> Instruction: Find every line in the records below that holds the word "will", and copy each one.

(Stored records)
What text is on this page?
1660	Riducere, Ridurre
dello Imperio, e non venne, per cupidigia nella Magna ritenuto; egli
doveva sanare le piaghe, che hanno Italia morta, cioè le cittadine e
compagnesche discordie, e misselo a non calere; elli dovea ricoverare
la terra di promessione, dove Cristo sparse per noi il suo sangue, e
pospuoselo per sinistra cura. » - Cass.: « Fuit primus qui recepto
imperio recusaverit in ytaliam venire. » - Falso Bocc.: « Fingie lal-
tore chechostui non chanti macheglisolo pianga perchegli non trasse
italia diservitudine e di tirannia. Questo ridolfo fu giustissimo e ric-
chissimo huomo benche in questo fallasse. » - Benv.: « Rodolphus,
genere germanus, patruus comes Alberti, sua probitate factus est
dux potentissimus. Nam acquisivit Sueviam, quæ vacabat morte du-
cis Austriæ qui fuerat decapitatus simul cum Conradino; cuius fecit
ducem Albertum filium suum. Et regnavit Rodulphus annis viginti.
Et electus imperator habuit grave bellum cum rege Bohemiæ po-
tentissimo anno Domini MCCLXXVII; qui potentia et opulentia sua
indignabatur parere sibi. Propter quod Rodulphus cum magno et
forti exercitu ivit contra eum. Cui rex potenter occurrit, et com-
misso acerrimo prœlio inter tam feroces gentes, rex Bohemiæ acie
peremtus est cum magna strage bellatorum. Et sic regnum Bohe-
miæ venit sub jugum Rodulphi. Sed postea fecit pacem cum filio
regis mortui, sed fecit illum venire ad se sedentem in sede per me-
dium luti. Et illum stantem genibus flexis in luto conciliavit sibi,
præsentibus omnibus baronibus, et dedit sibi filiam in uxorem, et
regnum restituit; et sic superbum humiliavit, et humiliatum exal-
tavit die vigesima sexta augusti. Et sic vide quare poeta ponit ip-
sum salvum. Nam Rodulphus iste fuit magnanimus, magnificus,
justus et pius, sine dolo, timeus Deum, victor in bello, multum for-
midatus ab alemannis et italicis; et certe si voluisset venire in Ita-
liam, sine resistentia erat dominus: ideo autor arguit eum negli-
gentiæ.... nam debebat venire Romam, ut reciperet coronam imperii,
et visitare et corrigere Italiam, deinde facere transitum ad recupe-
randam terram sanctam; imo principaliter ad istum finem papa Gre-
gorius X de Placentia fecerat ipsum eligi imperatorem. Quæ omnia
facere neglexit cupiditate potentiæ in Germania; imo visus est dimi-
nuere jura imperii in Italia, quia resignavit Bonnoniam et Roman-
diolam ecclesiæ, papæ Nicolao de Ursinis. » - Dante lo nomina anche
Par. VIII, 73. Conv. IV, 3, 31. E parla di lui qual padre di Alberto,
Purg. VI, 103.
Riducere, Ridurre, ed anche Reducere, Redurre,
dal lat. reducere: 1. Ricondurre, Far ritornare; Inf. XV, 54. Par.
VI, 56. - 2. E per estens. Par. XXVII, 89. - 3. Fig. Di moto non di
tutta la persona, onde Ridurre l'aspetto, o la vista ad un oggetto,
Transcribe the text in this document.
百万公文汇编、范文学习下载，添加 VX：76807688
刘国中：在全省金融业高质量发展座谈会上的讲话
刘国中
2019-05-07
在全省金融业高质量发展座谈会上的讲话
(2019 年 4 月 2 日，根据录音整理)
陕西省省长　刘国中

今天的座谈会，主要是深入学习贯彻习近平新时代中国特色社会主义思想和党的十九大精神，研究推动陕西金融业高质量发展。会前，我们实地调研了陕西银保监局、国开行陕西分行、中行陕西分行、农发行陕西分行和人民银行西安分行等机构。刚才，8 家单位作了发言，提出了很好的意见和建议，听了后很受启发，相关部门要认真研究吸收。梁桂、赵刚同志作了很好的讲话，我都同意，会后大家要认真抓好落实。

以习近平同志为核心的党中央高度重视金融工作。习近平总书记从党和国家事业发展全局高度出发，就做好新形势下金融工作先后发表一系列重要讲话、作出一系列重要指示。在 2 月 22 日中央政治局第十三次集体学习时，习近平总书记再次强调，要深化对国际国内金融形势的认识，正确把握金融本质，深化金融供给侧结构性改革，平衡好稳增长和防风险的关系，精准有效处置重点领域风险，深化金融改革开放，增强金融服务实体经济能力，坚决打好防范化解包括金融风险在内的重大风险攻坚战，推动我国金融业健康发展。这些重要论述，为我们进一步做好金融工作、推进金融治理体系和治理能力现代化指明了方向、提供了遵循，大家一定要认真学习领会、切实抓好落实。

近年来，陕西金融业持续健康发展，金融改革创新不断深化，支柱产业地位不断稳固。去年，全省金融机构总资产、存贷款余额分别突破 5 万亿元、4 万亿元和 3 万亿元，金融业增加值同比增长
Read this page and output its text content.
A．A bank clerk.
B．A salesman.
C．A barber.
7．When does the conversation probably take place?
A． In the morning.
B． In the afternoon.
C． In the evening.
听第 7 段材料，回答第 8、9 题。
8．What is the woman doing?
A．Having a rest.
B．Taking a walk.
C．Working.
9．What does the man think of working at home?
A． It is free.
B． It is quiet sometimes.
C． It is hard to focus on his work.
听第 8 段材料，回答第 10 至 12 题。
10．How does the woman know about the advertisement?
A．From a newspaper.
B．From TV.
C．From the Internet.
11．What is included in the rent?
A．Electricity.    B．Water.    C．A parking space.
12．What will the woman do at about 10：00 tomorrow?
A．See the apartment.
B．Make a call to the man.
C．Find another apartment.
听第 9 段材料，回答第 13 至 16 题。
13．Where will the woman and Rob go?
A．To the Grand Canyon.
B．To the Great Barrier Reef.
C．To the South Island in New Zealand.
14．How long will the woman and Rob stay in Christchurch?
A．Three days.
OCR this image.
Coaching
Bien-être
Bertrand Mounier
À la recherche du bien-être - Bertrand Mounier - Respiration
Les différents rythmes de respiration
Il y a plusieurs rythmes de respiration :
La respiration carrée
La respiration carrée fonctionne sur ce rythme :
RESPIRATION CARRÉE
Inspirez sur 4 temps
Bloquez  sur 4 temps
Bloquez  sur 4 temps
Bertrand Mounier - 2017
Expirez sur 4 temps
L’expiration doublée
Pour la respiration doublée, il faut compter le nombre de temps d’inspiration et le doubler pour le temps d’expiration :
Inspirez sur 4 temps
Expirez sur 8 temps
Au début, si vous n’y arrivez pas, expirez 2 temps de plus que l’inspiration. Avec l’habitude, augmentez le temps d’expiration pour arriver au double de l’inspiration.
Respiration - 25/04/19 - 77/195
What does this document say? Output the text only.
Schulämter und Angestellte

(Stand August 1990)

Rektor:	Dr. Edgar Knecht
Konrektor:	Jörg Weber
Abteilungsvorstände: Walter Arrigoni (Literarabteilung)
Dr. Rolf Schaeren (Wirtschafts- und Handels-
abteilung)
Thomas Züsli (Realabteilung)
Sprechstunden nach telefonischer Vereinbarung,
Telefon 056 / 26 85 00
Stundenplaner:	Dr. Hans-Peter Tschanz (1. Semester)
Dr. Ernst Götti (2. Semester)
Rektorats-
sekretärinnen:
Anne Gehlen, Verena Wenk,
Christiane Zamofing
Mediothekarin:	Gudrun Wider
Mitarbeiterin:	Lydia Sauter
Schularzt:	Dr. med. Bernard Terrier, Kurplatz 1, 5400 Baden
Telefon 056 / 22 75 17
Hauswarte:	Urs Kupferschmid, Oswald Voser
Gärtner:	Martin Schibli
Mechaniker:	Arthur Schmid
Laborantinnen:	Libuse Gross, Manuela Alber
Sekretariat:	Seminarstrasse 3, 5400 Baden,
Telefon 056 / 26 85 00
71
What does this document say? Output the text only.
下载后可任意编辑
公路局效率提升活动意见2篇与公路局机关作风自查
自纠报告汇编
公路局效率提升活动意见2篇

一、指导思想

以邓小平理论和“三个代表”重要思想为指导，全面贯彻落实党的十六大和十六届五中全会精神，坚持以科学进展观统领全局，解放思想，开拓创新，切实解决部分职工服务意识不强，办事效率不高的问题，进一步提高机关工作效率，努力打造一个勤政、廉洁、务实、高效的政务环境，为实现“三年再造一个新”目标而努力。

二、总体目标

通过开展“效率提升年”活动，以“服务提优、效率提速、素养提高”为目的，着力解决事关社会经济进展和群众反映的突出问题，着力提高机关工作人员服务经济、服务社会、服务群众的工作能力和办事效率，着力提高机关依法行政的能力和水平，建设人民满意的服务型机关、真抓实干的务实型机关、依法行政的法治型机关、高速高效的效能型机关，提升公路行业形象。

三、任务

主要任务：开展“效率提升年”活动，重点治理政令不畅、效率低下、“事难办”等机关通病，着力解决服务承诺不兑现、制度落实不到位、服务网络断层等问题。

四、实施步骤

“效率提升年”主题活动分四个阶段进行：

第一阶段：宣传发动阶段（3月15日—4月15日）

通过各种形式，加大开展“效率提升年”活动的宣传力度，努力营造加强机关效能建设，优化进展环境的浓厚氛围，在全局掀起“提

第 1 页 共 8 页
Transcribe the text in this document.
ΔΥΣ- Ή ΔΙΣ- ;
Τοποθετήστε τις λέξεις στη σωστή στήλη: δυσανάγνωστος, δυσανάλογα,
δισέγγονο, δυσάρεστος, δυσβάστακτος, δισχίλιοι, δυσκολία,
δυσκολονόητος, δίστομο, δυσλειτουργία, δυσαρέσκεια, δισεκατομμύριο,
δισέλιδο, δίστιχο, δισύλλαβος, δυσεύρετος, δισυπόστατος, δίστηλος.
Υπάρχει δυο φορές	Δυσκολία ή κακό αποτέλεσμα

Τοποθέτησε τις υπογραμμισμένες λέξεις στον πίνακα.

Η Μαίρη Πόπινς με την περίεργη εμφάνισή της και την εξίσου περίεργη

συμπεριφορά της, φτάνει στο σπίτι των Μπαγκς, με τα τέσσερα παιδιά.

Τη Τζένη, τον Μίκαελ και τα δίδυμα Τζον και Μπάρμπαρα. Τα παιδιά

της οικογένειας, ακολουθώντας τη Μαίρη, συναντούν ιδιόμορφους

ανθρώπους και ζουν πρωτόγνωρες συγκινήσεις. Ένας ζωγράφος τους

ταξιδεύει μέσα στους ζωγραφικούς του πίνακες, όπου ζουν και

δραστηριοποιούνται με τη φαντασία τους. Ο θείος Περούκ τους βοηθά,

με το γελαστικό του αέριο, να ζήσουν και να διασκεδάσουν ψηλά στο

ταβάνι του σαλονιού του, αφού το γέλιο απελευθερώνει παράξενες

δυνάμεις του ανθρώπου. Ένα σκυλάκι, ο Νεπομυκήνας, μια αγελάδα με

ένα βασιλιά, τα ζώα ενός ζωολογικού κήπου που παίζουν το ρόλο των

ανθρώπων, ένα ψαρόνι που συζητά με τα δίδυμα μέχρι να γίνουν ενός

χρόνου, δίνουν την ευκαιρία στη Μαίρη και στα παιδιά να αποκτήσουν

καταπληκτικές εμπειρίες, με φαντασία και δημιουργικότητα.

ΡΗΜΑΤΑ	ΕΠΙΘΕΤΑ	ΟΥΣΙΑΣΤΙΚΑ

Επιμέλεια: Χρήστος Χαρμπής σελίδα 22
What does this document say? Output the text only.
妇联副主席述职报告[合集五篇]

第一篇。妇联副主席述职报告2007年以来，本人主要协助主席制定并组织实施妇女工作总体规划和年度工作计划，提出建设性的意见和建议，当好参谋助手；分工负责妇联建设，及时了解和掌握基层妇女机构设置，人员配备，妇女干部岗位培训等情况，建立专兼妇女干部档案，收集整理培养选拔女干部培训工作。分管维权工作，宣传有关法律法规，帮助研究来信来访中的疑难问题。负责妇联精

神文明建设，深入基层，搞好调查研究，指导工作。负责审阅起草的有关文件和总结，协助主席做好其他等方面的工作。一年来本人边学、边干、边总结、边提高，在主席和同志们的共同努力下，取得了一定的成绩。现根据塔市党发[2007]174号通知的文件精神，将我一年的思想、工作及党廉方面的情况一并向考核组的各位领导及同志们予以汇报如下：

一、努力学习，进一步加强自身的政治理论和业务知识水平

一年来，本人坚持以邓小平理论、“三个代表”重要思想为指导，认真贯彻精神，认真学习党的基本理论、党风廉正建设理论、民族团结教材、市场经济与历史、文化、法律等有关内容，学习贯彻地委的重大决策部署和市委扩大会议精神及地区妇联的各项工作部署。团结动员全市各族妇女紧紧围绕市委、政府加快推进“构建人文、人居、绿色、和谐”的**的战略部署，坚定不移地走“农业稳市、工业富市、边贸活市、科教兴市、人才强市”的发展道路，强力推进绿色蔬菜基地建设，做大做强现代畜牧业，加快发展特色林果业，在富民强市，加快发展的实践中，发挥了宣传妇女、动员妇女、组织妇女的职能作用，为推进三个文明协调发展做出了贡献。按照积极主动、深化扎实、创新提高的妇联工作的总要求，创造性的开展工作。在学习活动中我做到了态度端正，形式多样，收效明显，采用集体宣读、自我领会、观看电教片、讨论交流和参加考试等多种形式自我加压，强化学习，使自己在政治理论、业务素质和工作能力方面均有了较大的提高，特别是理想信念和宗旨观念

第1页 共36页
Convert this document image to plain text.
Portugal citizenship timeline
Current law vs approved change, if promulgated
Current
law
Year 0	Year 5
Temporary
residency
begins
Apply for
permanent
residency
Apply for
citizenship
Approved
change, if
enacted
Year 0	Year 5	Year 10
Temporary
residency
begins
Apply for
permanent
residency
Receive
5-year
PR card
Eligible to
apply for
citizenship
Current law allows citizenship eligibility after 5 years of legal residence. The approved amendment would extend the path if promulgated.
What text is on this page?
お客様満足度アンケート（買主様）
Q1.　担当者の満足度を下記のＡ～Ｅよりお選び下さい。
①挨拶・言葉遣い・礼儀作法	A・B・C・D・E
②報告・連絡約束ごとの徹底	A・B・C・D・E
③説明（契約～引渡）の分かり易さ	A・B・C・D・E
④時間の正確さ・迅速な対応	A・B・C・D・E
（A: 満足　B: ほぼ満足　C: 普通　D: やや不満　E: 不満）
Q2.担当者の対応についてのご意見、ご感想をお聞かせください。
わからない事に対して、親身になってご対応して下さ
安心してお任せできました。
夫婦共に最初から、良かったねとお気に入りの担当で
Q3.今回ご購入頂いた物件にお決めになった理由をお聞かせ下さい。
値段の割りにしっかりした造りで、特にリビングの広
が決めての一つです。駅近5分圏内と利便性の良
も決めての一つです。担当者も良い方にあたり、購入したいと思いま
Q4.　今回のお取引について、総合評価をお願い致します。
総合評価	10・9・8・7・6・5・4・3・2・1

> Correct response:
12．What will the woman do at about 10：00 tomorrow?
13．Where will the woman and Rob go?
14．How long will the woman and Rob stay in Christchurch?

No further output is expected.